What you have to do:
Count every line of these entries that holds the word "which", and reply with the number only.

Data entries
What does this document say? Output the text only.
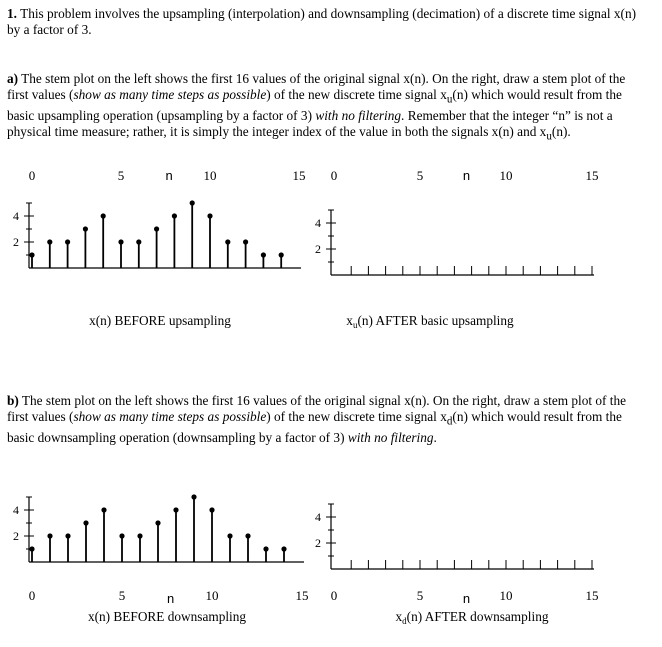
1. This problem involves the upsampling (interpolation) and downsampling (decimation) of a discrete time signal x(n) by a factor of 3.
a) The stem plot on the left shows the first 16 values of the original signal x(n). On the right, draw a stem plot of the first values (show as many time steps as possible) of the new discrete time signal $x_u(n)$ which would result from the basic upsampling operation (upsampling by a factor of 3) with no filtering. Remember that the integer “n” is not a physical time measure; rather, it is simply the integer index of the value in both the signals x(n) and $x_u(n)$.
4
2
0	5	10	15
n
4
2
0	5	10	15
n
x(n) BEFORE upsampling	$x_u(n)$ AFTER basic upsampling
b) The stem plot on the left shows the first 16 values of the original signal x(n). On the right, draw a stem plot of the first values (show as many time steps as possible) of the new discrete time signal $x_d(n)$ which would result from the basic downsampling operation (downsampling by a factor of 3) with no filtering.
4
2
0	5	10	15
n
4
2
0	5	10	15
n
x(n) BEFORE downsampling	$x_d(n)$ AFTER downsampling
==
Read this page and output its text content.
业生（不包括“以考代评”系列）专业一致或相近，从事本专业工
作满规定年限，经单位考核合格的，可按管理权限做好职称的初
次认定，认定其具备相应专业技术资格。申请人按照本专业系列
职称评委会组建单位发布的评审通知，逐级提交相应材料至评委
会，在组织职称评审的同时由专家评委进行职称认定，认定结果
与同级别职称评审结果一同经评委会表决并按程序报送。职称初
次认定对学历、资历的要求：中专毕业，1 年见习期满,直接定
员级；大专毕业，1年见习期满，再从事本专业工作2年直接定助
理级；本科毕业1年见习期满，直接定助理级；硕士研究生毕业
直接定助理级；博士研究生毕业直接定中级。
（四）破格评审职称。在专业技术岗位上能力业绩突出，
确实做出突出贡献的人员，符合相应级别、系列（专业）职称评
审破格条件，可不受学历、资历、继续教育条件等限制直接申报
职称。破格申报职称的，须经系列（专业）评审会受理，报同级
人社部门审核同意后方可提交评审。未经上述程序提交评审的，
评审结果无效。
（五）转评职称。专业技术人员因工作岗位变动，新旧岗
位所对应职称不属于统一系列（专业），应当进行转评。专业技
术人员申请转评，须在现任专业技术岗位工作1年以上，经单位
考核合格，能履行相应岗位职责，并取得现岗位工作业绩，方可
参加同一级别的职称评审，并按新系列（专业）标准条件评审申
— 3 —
==
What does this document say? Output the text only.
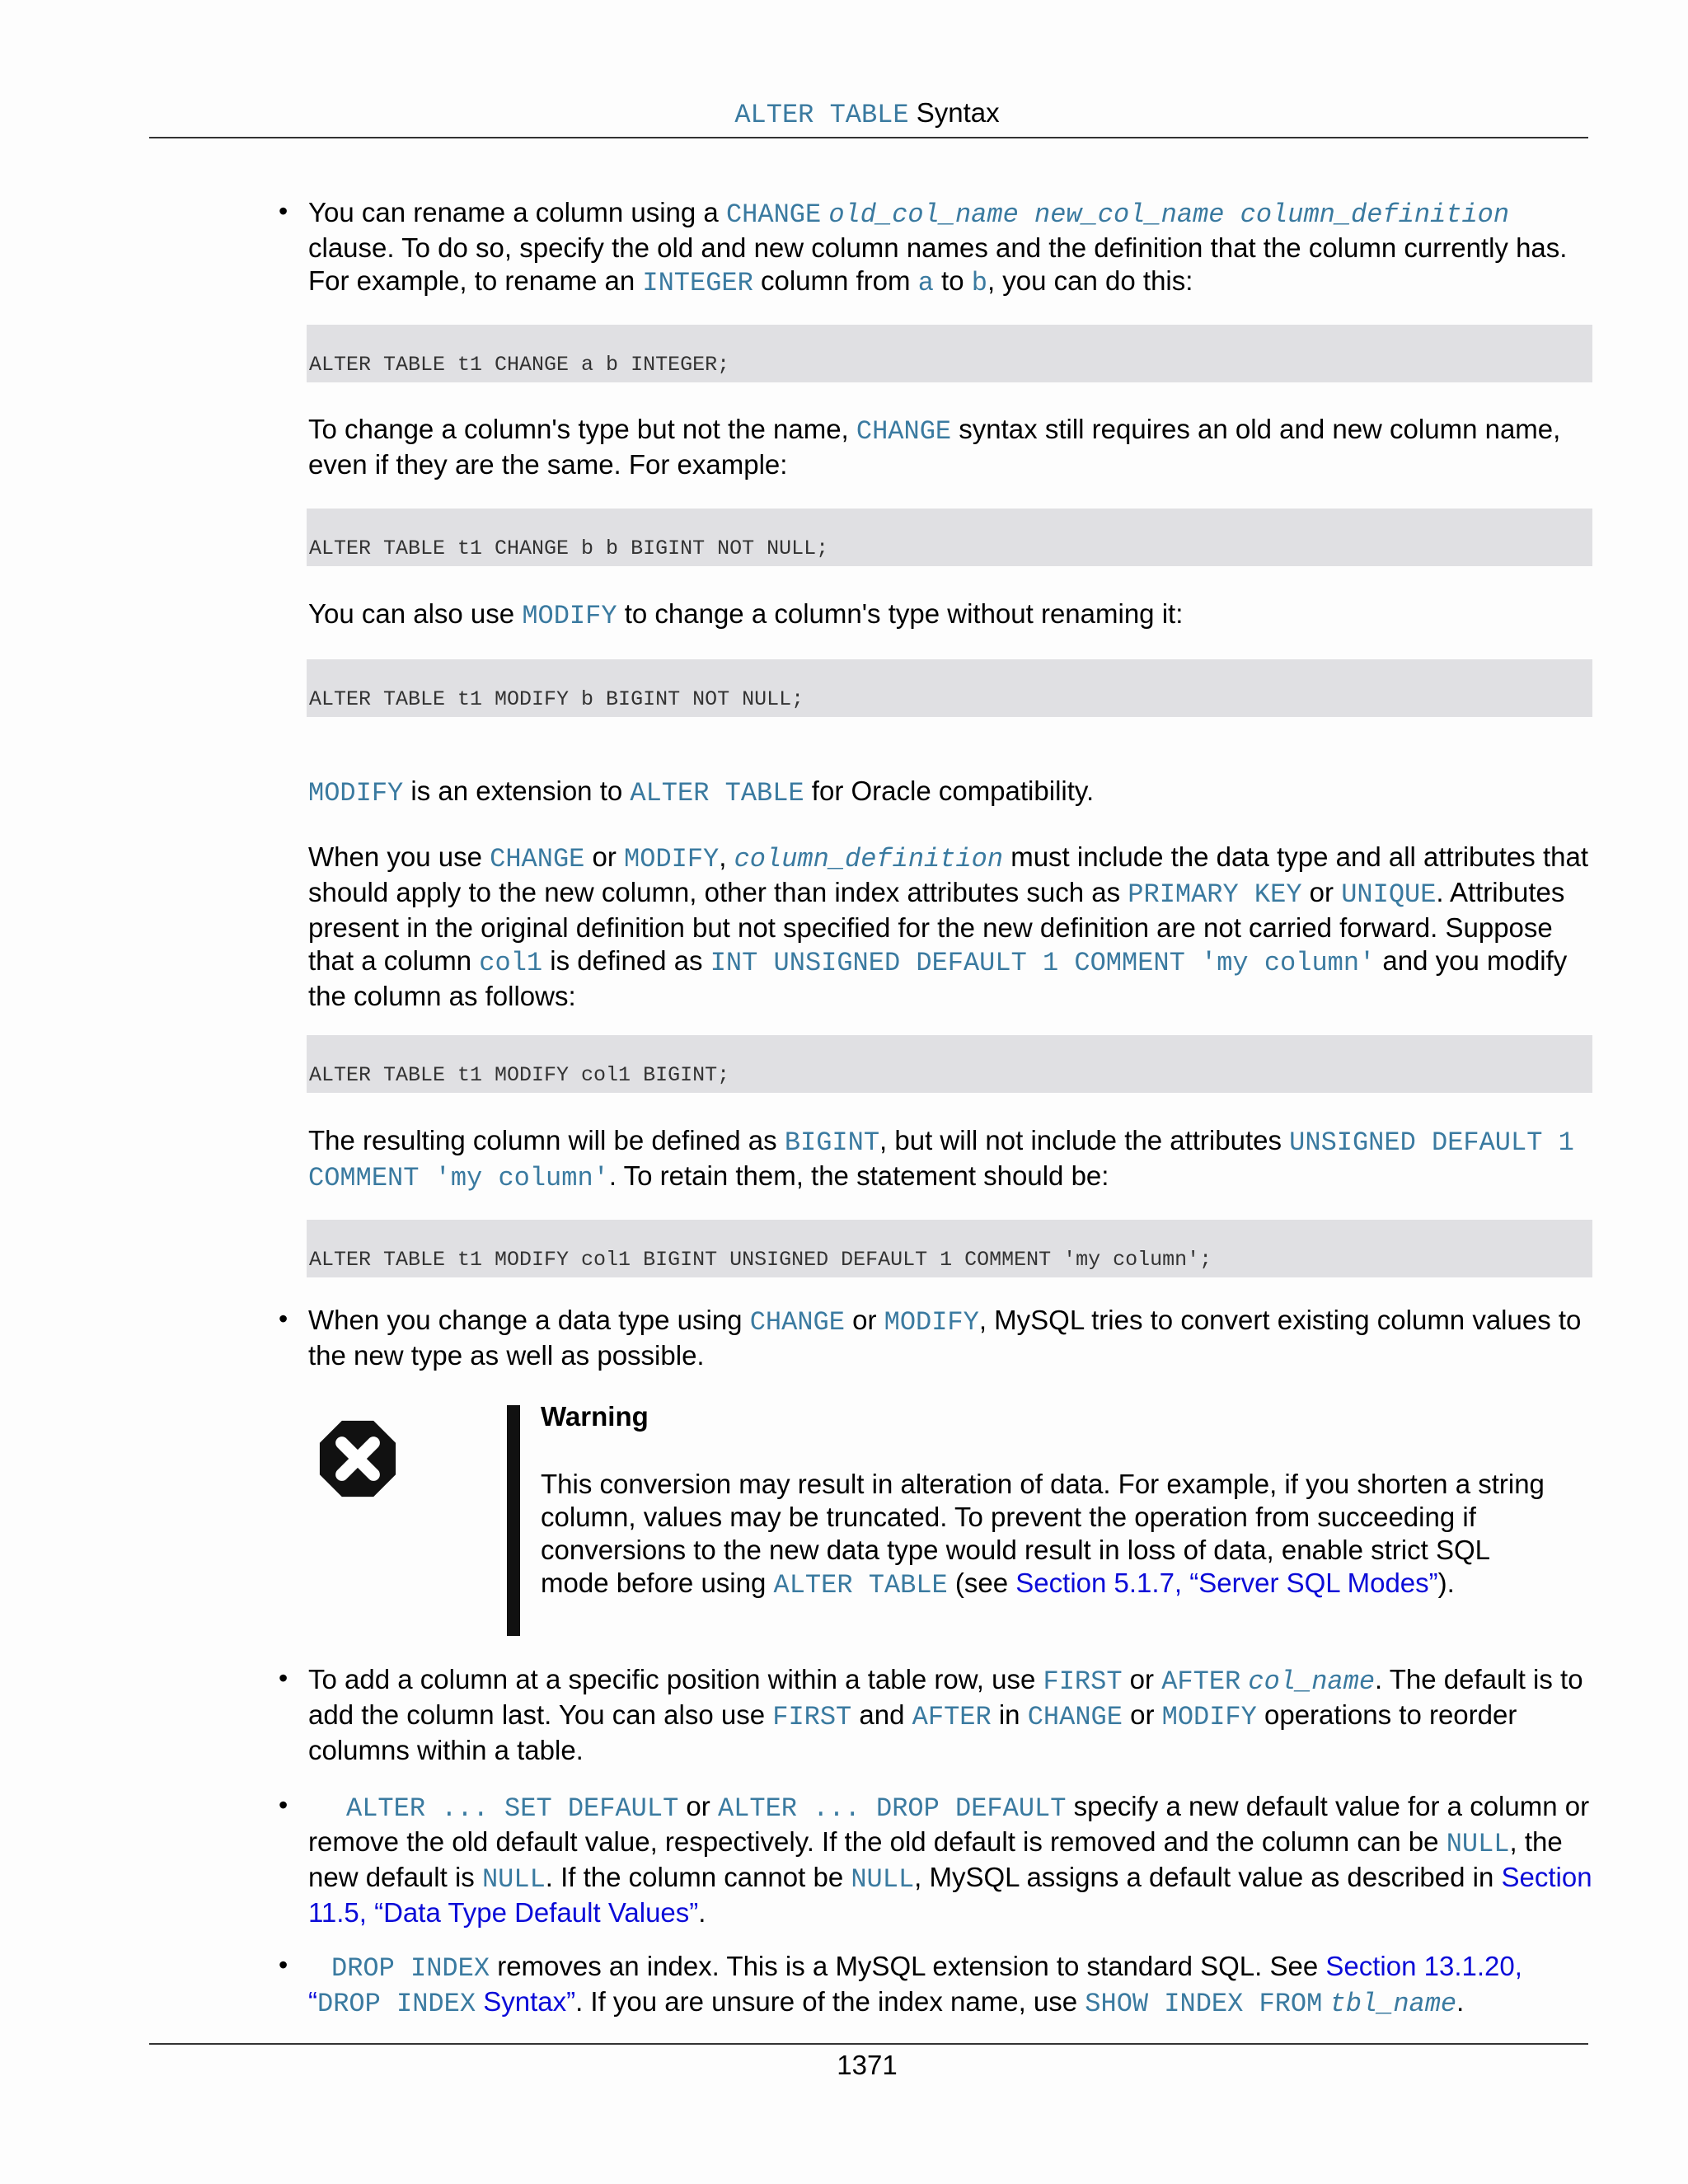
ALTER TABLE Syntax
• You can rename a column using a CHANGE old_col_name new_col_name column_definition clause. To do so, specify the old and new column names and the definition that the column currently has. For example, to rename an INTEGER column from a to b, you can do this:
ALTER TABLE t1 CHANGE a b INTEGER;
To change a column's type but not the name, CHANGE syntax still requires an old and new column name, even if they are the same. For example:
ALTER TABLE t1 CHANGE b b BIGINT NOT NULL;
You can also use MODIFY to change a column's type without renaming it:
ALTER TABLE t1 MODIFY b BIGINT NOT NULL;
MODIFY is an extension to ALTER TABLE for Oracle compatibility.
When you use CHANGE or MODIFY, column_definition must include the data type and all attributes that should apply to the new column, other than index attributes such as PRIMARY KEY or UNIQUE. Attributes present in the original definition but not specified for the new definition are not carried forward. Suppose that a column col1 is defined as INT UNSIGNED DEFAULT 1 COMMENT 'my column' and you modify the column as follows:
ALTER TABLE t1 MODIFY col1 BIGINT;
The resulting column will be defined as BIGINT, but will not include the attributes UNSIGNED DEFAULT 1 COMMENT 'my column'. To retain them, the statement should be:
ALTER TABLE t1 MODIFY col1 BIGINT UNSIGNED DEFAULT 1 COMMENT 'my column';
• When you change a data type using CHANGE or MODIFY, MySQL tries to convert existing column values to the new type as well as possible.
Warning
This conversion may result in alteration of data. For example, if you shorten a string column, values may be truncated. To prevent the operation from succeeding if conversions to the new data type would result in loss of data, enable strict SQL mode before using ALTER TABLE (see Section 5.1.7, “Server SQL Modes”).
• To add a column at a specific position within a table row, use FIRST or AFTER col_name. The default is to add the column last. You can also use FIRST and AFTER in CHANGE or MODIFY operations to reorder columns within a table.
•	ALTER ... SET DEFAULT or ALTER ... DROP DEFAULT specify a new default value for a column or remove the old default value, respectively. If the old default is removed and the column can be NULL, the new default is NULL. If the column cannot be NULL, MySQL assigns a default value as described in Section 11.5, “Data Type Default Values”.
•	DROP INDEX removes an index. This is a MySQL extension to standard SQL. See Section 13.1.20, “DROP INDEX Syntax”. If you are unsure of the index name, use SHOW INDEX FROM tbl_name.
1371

Exercise output:
2